* Task directions
Write out all of the lines below, exactly and completely.

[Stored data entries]
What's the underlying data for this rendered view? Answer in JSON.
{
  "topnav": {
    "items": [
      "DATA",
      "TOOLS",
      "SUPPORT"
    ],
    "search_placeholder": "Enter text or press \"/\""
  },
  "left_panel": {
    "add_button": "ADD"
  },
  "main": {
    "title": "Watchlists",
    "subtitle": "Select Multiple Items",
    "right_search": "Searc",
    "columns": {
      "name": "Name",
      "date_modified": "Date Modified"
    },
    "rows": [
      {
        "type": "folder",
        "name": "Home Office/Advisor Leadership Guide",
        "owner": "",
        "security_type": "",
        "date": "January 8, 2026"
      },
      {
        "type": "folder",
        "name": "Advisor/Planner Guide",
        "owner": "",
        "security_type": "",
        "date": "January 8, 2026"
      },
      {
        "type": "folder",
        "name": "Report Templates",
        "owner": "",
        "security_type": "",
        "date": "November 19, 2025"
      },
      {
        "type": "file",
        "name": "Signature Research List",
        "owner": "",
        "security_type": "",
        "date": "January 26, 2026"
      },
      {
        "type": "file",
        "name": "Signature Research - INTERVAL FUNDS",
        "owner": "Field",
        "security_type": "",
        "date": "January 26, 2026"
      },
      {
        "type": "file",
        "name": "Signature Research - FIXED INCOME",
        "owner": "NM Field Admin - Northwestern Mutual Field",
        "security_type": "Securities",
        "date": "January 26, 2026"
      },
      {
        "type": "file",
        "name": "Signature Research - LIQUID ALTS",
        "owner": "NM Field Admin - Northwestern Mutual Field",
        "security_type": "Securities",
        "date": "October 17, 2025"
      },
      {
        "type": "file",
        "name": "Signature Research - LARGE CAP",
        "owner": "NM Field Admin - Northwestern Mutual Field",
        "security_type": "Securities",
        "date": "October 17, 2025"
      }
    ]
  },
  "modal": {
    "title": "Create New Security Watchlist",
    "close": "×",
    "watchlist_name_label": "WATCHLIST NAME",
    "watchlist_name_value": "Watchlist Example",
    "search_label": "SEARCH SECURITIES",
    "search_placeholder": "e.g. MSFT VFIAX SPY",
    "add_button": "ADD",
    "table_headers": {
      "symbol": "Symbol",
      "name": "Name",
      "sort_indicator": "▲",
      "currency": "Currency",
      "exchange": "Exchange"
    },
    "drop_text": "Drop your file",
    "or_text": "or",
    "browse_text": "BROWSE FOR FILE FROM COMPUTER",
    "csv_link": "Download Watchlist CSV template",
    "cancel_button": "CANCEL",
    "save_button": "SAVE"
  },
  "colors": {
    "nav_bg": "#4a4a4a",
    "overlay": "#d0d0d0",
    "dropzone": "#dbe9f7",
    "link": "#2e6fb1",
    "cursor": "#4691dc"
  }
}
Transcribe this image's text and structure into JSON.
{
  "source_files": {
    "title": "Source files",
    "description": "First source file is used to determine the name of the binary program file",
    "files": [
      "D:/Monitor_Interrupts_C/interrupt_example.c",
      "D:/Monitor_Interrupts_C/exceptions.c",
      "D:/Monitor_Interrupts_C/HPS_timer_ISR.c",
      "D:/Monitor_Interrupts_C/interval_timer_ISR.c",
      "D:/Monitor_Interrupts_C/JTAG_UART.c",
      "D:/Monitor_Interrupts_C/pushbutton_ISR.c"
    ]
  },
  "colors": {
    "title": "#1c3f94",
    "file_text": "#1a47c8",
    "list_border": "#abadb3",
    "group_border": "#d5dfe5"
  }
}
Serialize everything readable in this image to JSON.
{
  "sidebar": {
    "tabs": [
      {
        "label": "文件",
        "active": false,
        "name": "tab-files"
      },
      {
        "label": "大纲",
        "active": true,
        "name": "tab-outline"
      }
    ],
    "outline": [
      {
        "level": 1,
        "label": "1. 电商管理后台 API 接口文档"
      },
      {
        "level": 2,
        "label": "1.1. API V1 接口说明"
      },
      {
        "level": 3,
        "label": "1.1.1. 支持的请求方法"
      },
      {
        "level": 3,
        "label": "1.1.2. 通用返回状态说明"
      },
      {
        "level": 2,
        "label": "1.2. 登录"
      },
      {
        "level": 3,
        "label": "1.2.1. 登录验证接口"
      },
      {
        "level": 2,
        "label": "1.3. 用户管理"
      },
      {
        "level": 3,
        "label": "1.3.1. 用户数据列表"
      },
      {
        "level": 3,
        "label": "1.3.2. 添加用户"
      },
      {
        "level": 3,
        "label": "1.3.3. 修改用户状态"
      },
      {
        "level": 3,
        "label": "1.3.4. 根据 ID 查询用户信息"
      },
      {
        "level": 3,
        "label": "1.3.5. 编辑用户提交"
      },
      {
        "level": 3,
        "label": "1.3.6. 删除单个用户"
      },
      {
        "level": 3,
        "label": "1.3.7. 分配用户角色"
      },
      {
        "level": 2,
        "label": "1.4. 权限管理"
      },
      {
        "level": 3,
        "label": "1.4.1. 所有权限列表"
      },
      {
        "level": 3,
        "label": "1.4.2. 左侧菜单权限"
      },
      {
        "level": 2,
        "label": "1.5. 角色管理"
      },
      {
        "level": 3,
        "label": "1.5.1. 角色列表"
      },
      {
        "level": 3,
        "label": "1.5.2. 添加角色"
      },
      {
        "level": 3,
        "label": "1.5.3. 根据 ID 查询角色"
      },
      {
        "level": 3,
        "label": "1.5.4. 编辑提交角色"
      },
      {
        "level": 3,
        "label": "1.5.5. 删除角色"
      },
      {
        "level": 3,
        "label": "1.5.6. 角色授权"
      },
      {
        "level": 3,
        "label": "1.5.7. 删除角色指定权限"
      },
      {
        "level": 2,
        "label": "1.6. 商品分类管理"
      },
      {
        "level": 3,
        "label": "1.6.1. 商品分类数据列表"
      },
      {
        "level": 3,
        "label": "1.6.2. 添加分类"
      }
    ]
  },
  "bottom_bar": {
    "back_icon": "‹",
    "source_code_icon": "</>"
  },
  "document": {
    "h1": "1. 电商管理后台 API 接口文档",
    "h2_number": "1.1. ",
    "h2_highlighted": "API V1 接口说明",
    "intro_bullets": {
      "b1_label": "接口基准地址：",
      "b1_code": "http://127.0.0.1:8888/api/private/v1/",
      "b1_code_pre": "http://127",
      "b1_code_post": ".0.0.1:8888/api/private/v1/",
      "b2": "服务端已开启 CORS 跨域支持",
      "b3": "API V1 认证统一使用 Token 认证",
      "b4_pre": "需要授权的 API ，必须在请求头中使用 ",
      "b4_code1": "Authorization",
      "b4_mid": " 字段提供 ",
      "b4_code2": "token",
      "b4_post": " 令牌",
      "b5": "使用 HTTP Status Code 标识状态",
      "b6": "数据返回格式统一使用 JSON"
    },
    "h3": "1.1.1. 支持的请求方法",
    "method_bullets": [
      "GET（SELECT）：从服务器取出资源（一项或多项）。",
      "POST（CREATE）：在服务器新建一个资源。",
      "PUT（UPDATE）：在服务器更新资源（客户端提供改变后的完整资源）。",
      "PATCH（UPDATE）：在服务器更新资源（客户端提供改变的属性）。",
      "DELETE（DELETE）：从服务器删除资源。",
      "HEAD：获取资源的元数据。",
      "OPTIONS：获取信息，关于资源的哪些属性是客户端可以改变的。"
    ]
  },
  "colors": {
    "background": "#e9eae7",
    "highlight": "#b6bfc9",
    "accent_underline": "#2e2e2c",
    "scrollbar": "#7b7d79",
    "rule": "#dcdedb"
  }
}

* Reply
What's the underlying data for this rendered view? Answer in JSON.
{
  "topnav": {
    "items": [
      "DATA",
      "TOOLS",
      "SUPPORT"
    ],
    "search_placeholder": "Enter text or press \"/\""
  },
  "left_panel": {
    "add_button": "ADD"
  },
  "main": {
    "title": "Watchlists",
    "subtitle": "Select Multiple Items",
    "right_search": "Searc",
    "columns": {
      "name": "Name",
      "date_modified": "Date Modified"
    },
    "rows": [
      {
        "type": "folder",
        "name": "Home Office/Advisor Leadership Guide",
        "owner": "",
        "security_type": "",
        "date": "January 8, 2026"
      },
      {
        "type": "folder",
        "name": "Advisor/Planner Guide",
        "owner": "",
        "security_type": "",
        "date": "January 8, 2026"
      },
      {
        "type": "folder",
        "name": "Report Templates",
        "owner": "",
        "security_type": "",
        "date": "November 19, 2025"
      },
      {
        "type": "file",
        "name": "Signature Research List",
        "owner": "",
        "security_type": "",
        "date": "January 26, 2026"
      },
      {
        "type": "file",
        "name": "Signature Research - INTERVAL FUNDS",
        "owner": "Field",
        "security_type": "",
        "date": "January 26, 2026"
      },
      {
        "type": "file",
        "name": "Signature Research - FIXED INCOME",
        "owner": "NM Field Admin - Northwestern Mutual Field",
        "security_type": "Securities",
        "date": "January 26, 2026"
      },
      {
        "type": "file",
        "name": "Signature Research - LIQUID ALTS",
        "owner": "NM Field Admin - Northwestern Mutual Field",
        "security_type": "Securities",
        "date": "October 17, 2025"
      },
      {
        "type": "file",
        "name": "Signature Research - LARGE CAP",
        "owner": "NM Field Admin - Northwestern Mutual Field",
        "security_type": "Securities",
        "date": "October 17, 2025"
      }
    ]
  },
  "modal": {
    "title": "Create New Security Watchlist",
    "close": "×",
    "watchlist_name_label": "WATCHLIST NAME",
    "watchlist_name_value": "Watchlist Example",
    "search_label": "SEARCH SECURITIES",
    "search_placeholder": "e.g. MSFT VFIAX SPY",
    "add_button": "ADD",
    "table_headers": {
      "symbol": "Symbol",
      "name": "Name",
      "sort_indicator": "▲",
      "currency": "Currency",
      "exchange": "Exchange"
    },
    "drop_text": "Drop your file",
    "or_text": "or",
    "browse_text": "BROWSE FOR FILE FROM COMPUTER",
    "csv_link": "Download Watchlist CSV template",
    "cancel_button": "CANCEL",
    "save_button": "SAVE"
  },
  "colors": {
    "nav_bg": "#4a4a4a",
    "overlay": "#d0d0d0",
    "dropzone": "#dbe9f7",
    "link": "#2e6fb1",
    "cursor": "#4691dc"
  }
}
Transcribe this image's text and structure into JSON.
{
  "source_files": {
    "title": "Source files",
    "description": "First source file is used to determine the name of the binary program file",
    "files": [
      "D:/Monitor_Interrupts_C/interrupt_example.c",
      "D:/Monitor_Interrupts_C/exceptions.c",
      "D:/Monitor_Interrupts_C/HPS_timer_ISR.c",
      "D:/Monitor_Interrupts_C/interval_timer_ISR.c",
      "D:/Monitor_Interrupts_C/JTAG_UART.c",
      "D:/Monitor_Interrupts_C/pushbutton_ISR.c"
    ]
  },
  "colors": {
    "title": "#1c3f94",
    "file_text": "#1a47c8",
    "list_border": "#abadb3",
    "group_border": "#d5dfe5"
  }
}
Serialize everything readable in this image to JSON.
{
  "sidebar": {
    "tabs": [
      {
        "label": "文件",
        "active": false,
        "name": "tab-files"
      },
      {
        "label": "大纲",
        "active": true,
        "name": "tab-outline"
      }
    ],
    "outline": [
      {
        "level": 1,
        "label": "1. 电商管理后台 API 接口文档"
      },
      {
        "level": 2,
        "label": "1.1. API V1 接口说明"
      },
      {
        "level": 3,
        "label": "1.1.1. 支持的请求方法"
      },
      {
        "level": 3,
        "label": "1.1.2. 通用返回状态说明"
      },
      {
        "level": 2,
        "label": "1.2. 登录"
      },
      {
        "level": 3,
        "label": "1.2.1. 登录验证接口"
      },
      {
        "level": 2,
        "label": "1.3. 用户管理"
      },
      {
        "level": 3,
        "label": "1.3.1. 用户数据列表"
      },
      {
        "level": 3,
        "label": "1.3.2. 添加用户"
      },
      {
        "level": 3,
        "label": "1.3.3. 修改用户状态"
      },
      {
        "level": 3,
        "label": "1.3.4. 根据 ID 查询用户信息"
      },
      {
        "level": 3,
        "label": "1.3.5. 编辑用户提交"
      },
      {
        "level": 3,
        "label": "1.3.6. 删除单个用户"
      },
      {
        "level": 3,
        "label": "1.3.7. 分配用户角色"
      },
      {
        "level": 2,
        "label": "1.4. 权限管理"
      },
      {
        "level": 3,
        "label": "1.4.1. 所有权限列表"
      },
      {
        "level": 3,
        "label": "1.4.2. 左侧菜单权限"
      },
      {
        "level": 2,
        "label": "1.5. 角色管理"
      },
      {
        "level": 3,
        "label": "1.5.1. 角色列表"
      },
      {
        "level": 3,
        "label": "1.5.2. 添加角色"
      },
      {
        "level": 3,
        "label": "1.5.3. 根据 ID 查询角色"
      },
      {
        "level": 3,
        "label": "1.5.4. 编辑提交角色"
      },
      {
        "level": 3,
        "label": "1.5.5. 删除角色"
      },
      {
        "level": 3,
        "label": "1.5.6. 角色授权"
      },
      {
        "level": 3,
        "label": "1.5.7. 删除角色指定权限"
      },
      {
        "level": 2,
        "label": "1.6. 商品分类管理"
      },
      {
        "level": 3,
        "label": "1.6.1. 商品分类数据列表"
      },
      {
        "level": 3,
        "label": "1.6.2. 添加分类"
      }
    ]
  },
  "bottom_bar": {
    "back_icon": "‹",
    "source_code_icon": "</>"
  },
  "document": {
    "h1": "1. 电商管理后台 API 接口文档",
    "h2_number": "1.1. ",
    "h2_highlighted": "API V1 接口说明",
    "intro_bullets": {
      "b1_label": "接口基准地址：",
      "b1_code": "http://127.0.0.1:8888/api/private/v1/",
      "b1_code_pre": "http://127",
      "b1_code_post": ".0.0.1:8888/api/private/v1/",
      "b2": "服务端已开启 CORS 跨域支持",
      "b3": "API V1 认证统一使用 Token 认证",
      "b4_pre": "需要授权的 API ，必须在请求头中使用 ",
      "b4_code1": "Authorization",
      "b4_mid": " 字段提供 ",
      "b4_code2": "token",
      "b4_post": " 令牌",
      "b5": "使用 HTTP Status Code 标识状态",
      "b6": "数据返回格式统一使用 JSON"
    },
    "h3": "1.1.1. 支持的请求方法",
    "method_bullets": [
      "GET（SELECT）：从服务器取出资源（一项或多项）。",
      "POST（CREATE）：在服务器新建一个资源。",
      "PUT（UPDATE）：在服务器更新资源（客户端提供改变后的完整资源）。",
      "PATCH（UPDATE）：在服务器更新资源（客户端提供改变的属性）。",
      "DELETE（DELETE）：从服务器删除资源。",
      "HEAD：获取资源的元数据。",
      "OPTIONS：获取信息，关于资源的哪些属性是客户端可以改变的。"
    ]
  },
  "colors": {
    "background": "#e9eae7",
    "highlight": "#b6bfc9",
    "accent_underline": "#2e2e2c",
    "scrollbar": "#7b7d79",
    "rule": "#dcdedb"
  }
}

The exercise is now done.